- [Given request] Beneath this task is a listing. State how many of its lines include the string "Spenders", giving nothing but the number.

Figure collection entries:
○ ○ ○ ○ ○ ○ ○

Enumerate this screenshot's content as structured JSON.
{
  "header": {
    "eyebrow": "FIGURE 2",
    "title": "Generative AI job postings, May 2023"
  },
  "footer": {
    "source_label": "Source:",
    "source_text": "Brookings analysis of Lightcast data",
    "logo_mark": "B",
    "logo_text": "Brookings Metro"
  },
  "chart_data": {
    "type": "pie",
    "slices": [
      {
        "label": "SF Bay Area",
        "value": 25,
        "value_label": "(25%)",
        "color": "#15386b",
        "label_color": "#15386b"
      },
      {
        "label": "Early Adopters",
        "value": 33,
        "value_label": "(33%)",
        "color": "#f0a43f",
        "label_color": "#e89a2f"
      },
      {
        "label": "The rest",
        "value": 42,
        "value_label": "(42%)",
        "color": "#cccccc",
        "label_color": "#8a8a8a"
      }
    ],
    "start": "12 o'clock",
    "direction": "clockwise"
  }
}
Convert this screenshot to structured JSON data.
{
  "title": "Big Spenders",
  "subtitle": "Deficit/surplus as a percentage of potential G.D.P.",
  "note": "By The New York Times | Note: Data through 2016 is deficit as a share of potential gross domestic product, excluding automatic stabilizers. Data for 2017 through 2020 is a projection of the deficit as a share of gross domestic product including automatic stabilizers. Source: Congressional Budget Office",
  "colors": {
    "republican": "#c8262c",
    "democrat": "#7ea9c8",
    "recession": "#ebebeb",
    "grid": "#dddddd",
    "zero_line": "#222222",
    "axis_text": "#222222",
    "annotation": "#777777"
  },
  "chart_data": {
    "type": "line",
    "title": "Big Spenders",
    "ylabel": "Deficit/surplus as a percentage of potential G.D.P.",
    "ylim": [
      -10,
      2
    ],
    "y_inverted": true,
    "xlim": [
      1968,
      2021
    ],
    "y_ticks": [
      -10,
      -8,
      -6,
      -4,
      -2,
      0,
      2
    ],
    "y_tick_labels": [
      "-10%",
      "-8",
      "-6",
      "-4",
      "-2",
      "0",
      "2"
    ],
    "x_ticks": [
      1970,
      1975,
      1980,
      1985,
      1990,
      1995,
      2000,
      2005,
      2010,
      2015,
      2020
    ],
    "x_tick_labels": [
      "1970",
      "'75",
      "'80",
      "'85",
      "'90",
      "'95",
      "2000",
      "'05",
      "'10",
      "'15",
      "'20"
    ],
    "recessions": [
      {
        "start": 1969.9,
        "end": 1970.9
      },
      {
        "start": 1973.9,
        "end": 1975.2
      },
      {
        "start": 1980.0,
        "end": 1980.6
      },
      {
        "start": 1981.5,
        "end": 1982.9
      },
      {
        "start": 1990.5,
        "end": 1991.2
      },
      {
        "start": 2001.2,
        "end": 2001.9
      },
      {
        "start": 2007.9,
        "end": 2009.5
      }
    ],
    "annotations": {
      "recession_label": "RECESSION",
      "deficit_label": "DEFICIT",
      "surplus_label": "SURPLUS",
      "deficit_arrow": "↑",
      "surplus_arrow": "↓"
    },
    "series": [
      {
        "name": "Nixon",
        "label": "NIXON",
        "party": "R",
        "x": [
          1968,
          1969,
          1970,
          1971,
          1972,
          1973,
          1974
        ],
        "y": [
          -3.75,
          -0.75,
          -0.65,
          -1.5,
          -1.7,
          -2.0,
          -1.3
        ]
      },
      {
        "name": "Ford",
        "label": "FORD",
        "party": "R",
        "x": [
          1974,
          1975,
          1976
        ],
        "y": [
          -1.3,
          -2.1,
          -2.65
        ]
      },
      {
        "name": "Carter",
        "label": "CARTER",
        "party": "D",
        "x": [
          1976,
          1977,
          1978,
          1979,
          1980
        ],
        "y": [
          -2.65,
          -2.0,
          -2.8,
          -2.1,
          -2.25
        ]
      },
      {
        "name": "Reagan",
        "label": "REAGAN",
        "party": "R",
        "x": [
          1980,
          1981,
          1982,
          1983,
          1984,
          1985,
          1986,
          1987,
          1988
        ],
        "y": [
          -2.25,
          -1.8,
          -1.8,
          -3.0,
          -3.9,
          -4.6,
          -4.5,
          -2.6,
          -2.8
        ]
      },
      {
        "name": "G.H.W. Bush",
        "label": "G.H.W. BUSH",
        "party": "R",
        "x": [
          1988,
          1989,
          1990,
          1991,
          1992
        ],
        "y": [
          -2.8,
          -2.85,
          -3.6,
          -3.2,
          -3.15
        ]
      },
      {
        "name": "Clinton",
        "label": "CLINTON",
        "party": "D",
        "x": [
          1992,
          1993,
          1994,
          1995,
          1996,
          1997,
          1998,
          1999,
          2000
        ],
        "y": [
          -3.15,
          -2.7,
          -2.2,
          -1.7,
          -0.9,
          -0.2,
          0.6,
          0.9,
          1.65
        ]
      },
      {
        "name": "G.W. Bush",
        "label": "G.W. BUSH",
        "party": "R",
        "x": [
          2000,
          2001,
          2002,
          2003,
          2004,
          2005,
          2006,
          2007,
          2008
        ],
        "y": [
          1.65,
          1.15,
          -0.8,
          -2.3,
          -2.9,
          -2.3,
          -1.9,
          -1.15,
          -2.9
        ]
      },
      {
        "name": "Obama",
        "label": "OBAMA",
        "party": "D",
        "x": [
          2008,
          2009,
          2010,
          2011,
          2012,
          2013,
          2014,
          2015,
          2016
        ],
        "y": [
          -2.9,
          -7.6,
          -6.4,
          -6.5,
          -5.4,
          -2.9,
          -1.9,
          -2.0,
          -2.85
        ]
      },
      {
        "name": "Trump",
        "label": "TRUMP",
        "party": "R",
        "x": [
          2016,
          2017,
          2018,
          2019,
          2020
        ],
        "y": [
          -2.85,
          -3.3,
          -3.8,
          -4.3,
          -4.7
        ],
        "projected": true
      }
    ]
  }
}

○ ○ ○ ○ ○ ○ ○

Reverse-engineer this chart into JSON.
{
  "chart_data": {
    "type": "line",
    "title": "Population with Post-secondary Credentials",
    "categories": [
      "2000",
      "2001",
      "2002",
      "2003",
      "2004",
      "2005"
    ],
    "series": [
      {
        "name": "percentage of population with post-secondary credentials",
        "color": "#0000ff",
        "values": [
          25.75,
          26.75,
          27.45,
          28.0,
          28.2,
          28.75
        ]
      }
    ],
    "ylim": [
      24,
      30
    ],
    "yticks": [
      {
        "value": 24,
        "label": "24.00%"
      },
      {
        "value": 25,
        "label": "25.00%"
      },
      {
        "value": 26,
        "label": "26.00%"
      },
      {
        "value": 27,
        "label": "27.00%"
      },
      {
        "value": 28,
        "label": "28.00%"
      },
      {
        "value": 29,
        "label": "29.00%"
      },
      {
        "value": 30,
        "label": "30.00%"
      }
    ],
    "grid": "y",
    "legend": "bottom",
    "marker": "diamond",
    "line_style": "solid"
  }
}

○ ○ ○ ○ ○ ○ ○

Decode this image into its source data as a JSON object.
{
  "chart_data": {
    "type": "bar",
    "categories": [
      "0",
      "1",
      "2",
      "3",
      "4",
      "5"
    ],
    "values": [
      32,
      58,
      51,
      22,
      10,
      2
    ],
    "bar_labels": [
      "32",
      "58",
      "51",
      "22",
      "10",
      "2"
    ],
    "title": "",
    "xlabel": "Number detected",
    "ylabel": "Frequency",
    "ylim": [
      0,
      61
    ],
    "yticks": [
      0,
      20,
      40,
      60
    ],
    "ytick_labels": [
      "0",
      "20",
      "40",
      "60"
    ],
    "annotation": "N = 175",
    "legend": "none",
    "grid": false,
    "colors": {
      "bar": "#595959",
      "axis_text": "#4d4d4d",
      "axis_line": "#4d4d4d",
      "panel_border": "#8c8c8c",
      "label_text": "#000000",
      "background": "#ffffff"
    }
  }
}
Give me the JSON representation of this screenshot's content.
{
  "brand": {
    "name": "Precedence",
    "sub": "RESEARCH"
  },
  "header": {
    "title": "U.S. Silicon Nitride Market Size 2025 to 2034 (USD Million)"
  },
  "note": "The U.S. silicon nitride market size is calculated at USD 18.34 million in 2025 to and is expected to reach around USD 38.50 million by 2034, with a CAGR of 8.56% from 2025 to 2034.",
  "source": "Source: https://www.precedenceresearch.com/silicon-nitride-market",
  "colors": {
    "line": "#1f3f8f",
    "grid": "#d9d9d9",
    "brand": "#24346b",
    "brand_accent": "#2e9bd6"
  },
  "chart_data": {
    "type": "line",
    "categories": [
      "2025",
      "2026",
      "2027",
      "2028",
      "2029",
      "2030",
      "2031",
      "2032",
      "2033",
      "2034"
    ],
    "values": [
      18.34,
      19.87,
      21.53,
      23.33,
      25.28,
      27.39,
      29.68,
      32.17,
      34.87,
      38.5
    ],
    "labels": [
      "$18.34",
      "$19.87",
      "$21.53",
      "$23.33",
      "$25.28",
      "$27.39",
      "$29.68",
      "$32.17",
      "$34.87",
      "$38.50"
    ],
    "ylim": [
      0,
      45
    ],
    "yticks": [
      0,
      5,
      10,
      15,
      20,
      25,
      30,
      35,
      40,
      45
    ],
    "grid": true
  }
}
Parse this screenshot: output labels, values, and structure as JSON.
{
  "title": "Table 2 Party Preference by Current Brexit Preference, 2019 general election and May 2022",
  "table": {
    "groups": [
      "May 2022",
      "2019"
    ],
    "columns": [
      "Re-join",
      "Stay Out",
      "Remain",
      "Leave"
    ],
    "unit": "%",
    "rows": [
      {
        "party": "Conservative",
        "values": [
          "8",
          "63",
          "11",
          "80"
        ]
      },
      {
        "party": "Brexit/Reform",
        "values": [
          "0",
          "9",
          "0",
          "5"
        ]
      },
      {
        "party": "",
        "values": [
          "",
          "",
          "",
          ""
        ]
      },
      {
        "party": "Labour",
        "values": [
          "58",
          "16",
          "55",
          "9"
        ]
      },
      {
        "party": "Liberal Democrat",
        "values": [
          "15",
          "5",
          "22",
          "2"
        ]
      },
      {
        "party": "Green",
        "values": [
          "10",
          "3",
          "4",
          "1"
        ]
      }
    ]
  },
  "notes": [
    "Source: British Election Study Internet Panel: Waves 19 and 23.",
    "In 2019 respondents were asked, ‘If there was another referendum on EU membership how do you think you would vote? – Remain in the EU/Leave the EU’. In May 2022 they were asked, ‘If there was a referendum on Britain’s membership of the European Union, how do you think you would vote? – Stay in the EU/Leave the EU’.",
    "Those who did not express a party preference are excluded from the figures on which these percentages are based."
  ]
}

○ ○ ○ ○ ○ ○ ○

- [Answer to the task] 2